*Records shown*
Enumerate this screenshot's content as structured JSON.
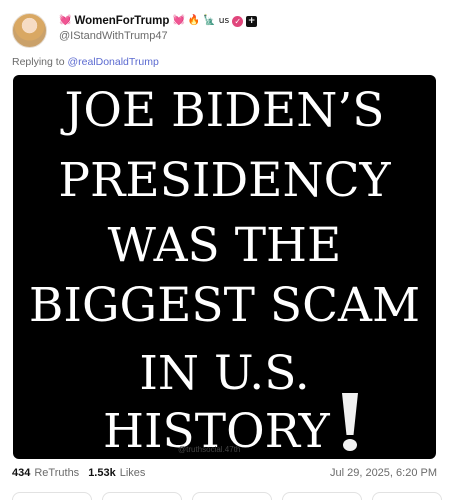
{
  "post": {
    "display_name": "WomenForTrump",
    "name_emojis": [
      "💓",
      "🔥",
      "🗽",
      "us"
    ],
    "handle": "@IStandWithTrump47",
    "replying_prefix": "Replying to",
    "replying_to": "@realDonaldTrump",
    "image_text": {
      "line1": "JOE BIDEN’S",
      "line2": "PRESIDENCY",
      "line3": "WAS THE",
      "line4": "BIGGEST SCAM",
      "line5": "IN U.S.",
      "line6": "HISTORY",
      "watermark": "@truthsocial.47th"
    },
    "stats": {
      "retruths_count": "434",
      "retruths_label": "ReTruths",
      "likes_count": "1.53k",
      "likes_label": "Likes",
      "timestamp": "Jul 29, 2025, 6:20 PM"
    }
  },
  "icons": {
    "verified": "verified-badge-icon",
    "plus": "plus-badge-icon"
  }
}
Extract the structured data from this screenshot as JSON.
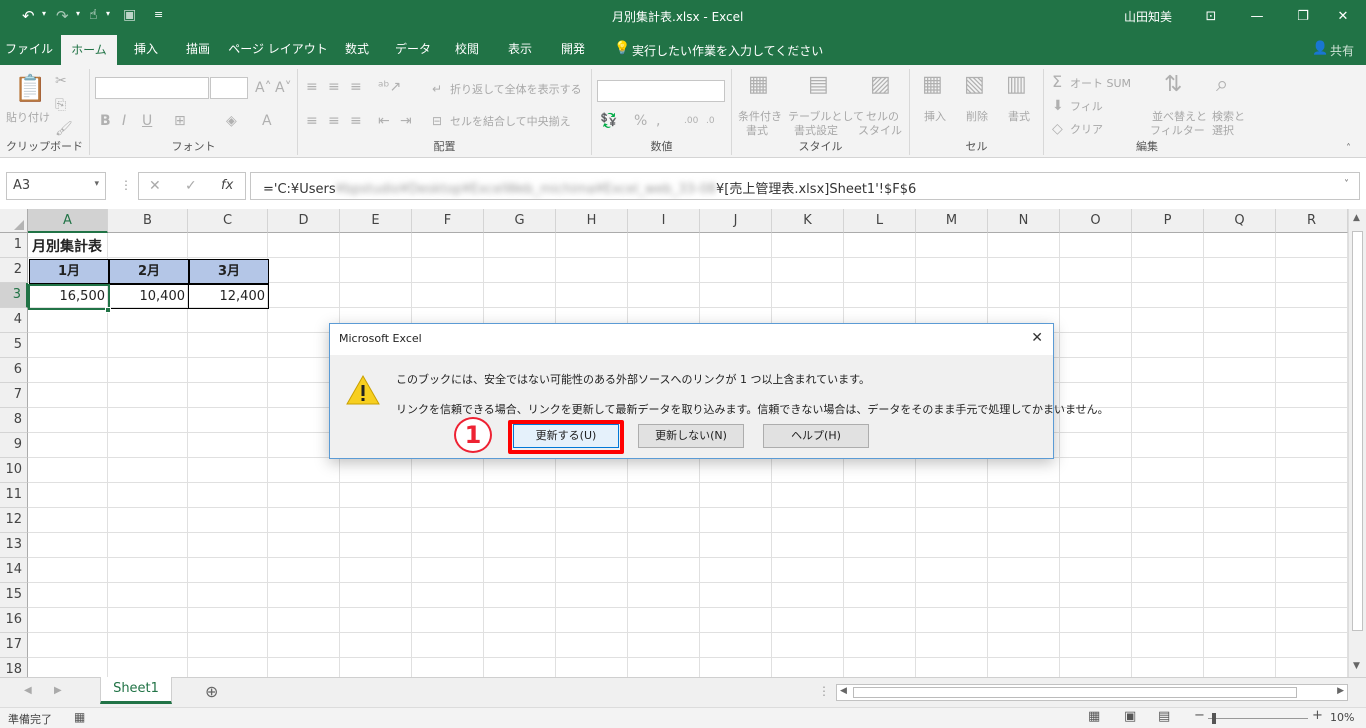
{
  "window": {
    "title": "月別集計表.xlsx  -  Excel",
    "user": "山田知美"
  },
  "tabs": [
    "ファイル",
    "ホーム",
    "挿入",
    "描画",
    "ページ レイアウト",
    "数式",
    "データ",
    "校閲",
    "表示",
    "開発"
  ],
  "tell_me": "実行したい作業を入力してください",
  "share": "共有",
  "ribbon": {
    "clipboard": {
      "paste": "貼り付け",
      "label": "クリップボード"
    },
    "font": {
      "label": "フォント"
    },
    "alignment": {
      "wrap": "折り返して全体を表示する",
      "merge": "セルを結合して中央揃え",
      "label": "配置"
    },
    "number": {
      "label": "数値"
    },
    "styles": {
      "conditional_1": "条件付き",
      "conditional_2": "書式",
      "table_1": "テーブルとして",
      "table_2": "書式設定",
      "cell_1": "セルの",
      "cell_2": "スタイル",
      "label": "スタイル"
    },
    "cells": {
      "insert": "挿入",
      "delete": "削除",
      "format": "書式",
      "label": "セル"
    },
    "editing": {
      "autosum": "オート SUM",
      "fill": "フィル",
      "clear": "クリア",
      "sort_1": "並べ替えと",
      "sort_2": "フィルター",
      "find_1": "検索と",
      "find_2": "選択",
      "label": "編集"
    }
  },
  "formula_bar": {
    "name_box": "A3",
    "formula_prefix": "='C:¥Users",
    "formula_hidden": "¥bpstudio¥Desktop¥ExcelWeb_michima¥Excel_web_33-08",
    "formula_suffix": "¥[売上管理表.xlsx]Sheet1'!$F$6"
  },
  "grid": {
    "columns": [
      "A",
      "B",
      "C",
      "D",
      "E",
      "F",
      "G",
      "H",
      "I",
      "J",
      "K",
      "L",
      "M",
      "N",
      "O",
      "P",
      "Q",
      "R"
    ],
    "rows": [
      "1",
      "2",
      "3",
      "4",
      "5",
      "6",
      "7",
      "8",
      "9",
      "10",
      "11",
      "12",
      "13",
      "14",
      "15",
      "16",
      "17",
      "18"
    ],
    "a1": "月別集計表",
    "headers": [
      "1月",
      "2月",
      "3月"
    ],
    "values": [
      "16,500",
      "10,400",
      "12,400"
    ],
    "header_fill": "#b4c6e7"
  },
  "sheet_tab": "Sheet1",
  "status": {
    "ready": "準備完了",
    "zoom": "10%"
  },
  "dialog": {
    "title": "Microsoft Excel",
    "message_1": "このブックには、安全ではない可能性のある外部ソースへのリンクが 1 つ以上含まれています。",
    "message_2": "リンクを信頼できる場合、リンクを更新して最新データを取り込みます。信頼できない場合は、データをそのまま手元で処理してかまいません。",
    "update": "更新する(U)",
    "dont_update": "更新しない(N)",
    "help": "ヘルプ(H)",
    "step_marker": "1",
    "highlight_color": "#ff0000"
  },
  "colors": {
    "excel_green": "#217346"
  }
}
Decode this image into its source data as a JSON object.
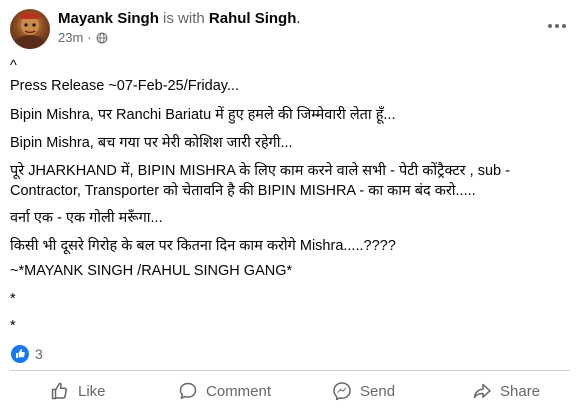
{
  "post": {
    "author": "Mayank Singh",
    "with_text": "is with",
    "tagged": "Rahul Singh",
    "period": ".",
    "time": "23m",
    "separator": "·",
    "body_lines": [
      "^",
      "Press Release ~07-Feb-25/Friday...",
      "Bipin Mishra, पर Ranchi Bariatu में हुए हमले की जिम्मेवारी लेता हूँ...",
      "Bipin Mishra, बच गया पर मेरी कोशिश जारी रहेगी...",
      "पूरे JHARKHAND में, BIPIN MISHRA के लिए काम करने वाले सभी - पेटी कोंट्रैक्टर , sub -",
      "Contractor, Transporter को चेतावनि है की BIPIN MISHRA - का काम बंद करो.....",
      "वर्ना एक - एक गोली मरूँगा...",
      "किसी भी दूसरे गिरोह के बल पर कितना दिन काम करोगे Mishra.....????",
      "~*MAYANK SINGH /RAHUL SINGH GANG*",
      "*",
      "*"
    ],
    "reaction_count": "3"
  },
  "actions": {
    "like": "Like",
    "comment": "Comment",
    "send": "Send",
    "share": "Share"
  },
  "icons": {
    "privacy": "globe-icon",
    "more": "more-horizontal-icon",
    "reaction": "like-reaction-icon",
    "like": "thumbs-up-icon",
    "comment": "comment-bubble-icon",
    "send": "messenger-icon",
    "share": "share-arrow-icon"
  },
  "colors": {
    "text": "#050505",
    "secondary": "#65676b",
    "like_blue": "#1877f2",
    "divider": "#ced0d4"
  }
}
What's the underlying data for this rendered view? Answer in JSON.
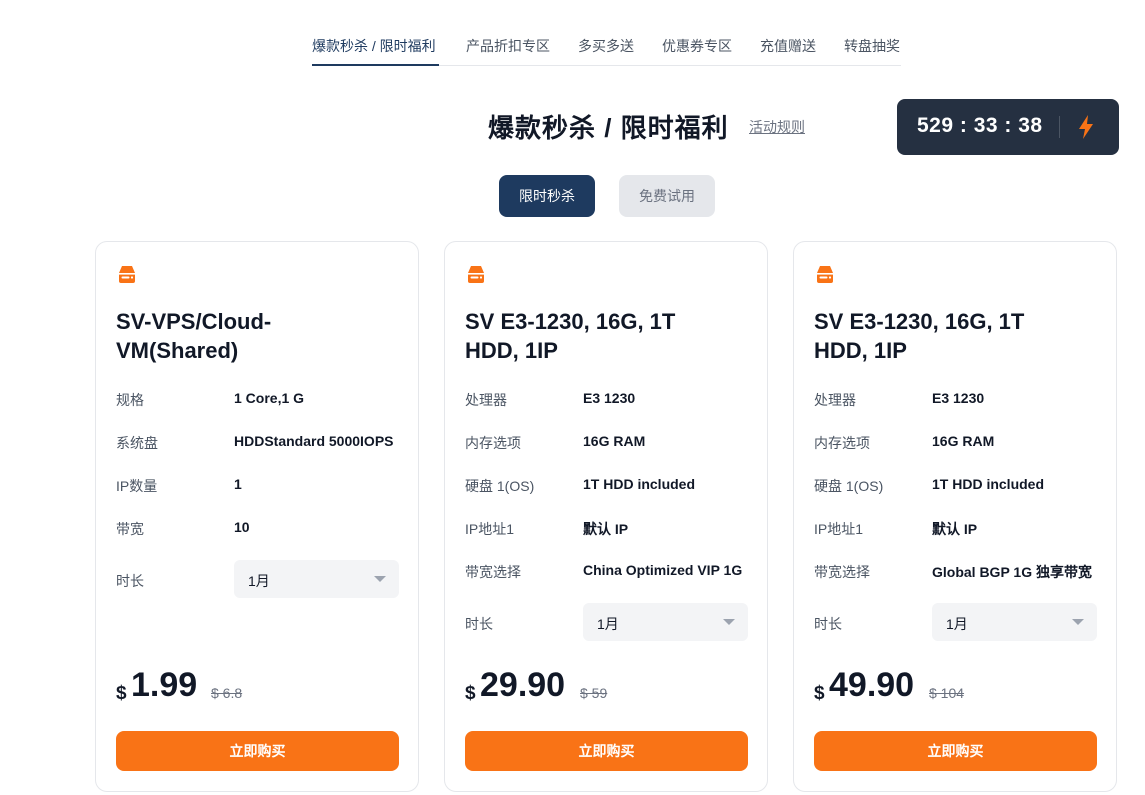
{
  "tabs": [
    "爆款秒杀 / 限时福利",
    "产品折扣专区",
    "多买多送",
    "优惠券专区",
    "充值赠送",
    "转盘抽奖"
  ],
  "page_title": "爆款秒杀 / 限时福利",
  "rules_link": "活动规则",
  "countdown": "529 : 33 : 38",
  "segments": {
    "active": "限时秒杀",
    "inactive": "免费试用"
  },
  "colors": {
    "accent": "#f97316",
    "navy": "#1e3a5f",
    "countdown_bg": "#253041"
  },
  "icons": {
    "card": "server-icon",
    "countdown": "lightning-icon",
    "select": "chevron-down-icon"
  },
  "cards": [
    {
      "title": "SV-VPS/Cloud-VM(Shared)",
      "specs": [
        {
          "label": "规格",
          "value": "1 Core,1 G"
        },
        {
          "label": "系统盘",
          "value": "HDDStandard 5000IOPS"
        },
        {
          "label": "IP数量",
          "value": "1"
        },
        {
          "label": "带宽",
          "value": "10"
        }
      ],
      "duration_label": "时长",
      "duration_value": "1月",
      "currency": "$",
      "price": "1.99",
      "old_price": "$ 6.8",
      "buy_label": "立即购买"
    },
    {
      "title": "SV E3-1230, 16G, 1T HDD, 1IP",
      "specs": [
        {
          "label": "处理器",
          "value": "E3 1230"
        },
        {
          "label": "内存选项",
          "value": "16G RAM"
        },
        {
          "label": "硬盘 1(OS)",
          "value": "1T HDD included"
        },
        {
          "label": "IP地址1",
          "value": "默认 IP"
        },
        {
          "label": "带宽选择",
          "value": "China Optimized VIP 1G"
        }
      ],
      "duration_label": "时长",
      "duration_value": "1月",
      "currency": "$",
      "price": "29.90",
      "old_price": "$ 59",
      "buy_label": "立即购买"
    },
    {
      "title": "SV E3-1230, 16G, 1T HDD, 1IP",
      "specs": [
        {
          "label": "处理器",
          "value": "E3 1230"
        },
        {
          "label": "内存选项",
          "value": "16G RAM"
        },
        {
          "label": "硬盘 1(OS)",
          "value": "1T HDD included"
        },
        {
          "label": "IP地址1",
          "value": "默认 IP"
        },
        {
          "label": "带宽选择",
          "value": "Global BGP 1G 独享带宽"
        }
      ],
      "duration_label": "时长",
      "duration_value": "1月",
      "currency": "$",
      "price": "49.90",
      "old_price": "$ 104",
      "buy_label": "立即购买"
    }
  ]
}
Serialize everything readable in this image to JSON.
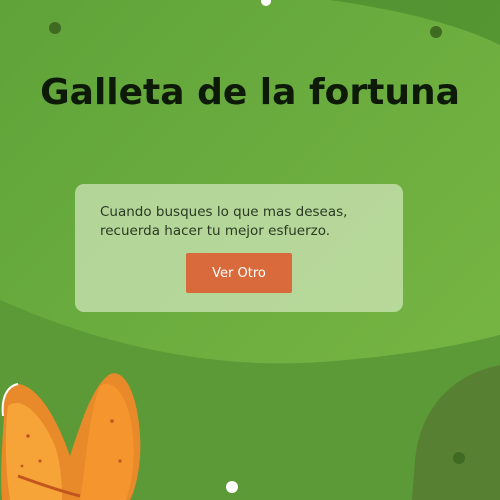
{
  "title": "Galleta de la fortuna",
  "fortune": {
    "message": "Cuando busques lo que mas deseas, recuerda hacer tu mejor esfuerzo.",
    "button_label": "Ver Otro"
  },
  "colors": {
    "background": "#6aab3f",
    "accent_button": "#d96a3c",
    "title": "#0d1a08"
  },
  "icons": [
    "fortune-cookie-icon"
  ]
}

*Task description*
Reproduce nothing but the lines that run from the line containing "Serialize everything readable" through the last line of the records, inclusive. Omit the pictures.

*Response to this exercise*
Serialize everything readable in this image to JSON.
{
  "title": "Galleta de la fortuna",
  "fortune": {
    "message": "Cuando busques lo que mas deseas, recuerda hacer tu mejor esfuerzo.",
    "button_label": "Ver Otro"
  },
  "colors": {
    "background": "#6aab3f",
    "accent_button": "#d96a3c",
    "title": "#0d1a08"
  },
  "icons": [
    "fortune-cookie-icon"
  ]
}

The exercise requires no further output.